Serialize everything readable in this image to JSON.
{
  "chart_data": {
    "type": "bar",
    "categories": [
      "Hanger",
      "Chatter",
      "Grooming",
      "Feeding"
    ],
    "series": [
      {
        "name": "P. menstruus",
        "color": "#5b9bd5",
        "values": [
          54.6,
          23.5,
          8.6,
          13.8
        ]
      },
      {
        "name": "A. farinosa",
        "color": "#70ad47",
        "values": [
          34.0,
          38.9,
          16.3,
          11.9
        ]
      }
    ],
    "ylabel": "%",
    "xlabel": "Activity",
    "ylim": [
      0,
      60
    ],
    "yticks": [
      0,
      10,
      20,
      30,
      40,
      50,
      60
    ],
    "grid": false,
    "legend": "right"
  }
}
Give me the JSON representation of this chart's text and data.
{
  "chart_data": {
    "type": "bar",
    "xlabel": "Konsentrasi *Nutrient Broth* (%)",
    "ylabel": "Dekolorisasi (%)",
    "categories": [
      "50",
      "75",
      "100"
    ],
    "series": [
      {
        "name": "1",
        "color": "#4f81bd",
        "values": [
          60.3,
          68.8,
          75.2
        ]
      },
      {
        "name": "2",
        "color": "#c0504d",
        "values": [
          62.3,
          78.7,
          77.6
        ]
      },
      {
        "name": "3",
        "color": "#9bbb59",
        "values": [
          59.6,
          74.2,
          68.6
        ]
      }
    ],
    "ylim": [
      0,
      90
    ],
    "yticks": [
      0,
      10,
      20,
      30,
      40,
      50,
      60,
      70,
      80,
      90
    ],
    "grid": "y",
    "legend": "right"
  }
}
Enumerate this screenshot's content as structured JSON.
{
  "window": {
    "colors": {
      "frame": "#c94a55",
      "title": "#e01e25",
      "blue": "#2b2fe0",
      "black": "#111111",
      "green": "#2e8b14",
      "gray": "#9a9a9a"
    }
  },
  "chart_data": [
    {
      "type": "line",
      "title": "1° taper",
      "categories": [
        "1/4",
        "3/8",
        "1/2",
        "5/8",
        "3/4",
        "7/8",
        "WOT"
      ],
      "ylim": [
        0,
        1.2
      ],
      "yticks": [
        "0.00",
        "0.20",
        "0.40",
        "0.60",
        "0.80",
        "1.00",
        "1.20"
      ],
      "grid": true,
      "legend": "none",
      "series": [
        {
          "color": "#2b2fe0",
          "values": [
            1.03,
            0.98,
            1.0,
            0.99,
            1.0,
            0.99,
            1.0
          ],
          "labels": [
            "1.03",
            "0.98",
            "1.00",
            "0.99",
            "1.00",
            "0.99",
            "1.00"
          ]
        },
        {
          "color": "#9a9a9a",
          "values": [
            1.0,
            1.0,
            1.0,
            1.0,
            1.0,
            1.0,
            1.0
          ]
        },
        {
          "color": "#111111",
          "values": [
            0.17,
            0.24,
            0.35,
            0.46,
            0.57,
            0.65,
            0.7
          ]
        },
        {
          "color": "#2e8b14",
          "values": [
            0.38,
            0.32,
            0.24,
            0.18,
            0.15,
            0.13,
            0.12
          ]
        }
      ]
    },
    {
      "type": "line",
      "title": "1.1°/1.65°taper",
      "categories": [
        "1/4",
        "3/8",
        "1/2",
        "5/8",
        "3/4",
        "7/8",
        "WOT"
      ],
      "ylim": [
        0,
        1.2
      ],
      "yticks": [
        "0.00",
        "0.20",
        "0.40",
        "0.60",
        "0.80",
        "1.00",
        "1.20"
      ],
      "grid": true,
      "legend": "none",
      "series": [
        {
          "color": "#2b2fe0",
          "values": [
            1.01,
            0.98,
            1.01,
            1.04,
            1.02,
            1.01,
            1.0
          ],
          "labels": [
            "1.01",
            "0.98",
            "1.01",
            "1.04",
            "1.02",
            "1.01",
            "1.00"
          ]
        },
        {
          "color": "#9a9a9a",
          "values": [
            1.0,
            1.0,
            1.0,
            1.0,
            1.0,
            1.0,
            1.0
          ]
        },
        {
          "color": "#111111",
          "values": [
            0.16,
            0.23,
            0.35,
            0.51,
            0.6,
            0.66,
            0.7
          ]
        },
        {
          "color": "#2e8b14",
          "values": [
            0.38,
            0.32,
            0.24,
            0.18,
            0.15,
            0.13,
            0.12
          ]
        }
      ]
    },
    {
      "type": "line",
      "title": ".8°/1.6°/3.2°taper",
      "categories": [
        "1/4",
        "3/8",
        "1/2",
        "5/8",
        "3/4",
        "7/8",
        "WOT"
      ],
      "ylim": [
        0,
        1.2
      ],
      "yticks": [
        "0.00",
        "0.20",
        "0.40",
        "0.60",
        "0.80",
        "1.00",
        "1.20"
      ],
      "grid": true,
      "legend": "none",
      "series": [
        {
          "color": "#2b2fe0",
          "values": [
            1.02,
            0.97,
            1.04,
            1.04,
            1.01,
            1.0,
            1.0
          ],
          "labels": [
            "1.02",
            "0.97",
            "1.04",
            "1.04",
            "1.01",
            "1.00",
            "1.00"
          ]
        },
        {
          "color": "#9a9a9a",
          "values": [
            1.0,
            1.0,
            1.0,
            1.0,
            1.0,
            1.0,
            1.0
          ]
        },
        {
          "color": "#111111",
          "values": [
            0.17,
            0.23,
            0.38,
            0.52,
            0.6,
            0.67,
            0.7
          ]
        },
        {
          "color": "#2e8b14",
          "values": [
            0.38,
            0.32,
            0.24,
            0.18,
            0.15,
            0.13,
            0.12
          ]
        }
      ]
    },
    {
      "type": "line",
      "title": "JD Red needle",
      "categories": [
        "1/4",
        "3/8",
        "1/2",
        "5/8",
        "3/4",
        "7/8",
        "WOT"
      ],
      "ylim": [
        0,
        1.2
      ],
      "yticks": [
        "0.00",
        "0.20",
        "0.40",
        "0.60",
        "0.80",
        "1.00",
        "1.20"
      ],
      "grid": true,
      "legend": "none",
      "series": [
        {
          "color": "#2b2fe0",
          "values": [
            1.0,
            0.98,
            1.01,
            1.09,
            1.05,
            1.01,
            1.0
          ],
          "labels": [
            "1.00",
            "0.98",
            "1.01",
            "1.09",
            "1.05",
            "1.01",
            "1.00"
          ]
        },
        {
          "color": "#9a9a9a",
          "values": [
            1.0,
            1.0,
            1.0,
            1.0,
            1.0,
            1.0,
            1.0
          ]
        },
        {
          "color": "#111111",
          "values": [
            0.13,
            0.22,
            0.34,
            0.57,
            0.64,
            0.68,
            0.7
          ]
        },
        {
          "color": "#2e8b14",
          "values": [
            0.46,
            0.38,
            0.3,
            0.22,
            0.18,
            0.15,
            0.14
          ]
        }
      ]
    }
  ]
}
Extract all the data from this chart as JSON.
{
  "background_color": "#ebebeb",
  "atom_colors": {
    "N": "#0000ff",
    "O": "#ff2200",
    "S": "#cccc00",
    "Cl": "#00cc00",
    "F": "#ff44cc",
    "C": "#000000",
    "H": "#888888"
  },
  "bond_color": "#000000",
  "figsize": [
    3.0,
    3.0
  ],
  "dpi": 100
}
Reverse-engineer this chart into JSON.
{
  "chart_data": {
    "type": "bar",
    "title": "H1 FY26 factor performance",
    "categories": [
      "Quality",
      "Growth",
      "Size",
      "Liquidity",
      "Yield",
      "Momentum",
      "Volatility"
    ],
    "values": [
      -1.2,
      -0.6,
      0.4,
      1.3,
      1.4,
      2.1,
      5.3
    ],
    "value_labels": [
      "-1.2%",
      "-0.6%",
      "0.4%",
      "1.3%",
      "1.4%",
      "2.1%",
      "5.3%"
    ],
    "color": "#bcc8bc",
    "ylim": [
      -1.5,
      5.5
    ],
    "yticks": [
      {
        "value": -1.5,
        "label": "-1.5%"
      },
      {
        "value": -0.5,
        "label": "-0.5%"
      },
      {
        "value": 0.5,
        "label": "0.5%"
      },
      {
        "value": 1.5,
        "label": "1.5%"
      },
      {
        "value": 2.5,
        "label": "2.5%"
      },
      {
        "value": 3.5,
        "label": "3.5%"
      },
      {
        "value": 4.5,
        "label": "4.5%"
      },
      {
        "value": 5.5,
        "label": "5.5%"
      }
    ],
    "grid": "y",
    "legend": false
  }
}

━━━━━━

TASK TO COMPLETE :: Return exactly the lines of the data, and only those, from the line with "Reverse-engineer this chart into JSON." through the last line, inclusive.

SOLUTION FOR THIS EXERCISE ::
Reverse-engineer this chart into JSON.
{
  "chart_data": {
    "type": "bar",
    "title": "H1 FY26 factor performance",
    "categories": [
      "Quality",
      "Growth",
      "Size",
      "Liquidity",
      "Yield",
      "Momentum",
      "Volatility"
    ],
    "values": [
      -1.2,
      -0.6,
      0.4,
      1.3,
      1.4,
      2.1,
      5.3
    ],
    "value_labels": [
      "-1.2%",
      "-0.6%",
      "0.4%",
      "1.3%",
      "1.4%",
      "2.1%",
      "5.3%"
    ],
    "color": "#bcc8bc",
    "ylim": [
      -1.5,
      5.5
    ],
    "yticks": [
      {
        "value": -1.5,
        "label": "-1.5%"
      },
      {
        "value": -0.5,
        "label": "-0.5%"
      },
      {
        "value": 0.5,
        "label": "0.5%"
      },
      {
        "value": 1.5,
        "label": "1.5%"
      },
      {
        "value": 2.5,
        "label": "2.5%"
      },
      {
        "value": 3.5,
        "label": "3.5%"
      },
      {
        "value": 4.5,
        "label": "4.5%"
      },
      {
        "value": 5.5,
        "label": "5.5%"
      }
    ],
    "grid": "y",
    "legend": false
  }
}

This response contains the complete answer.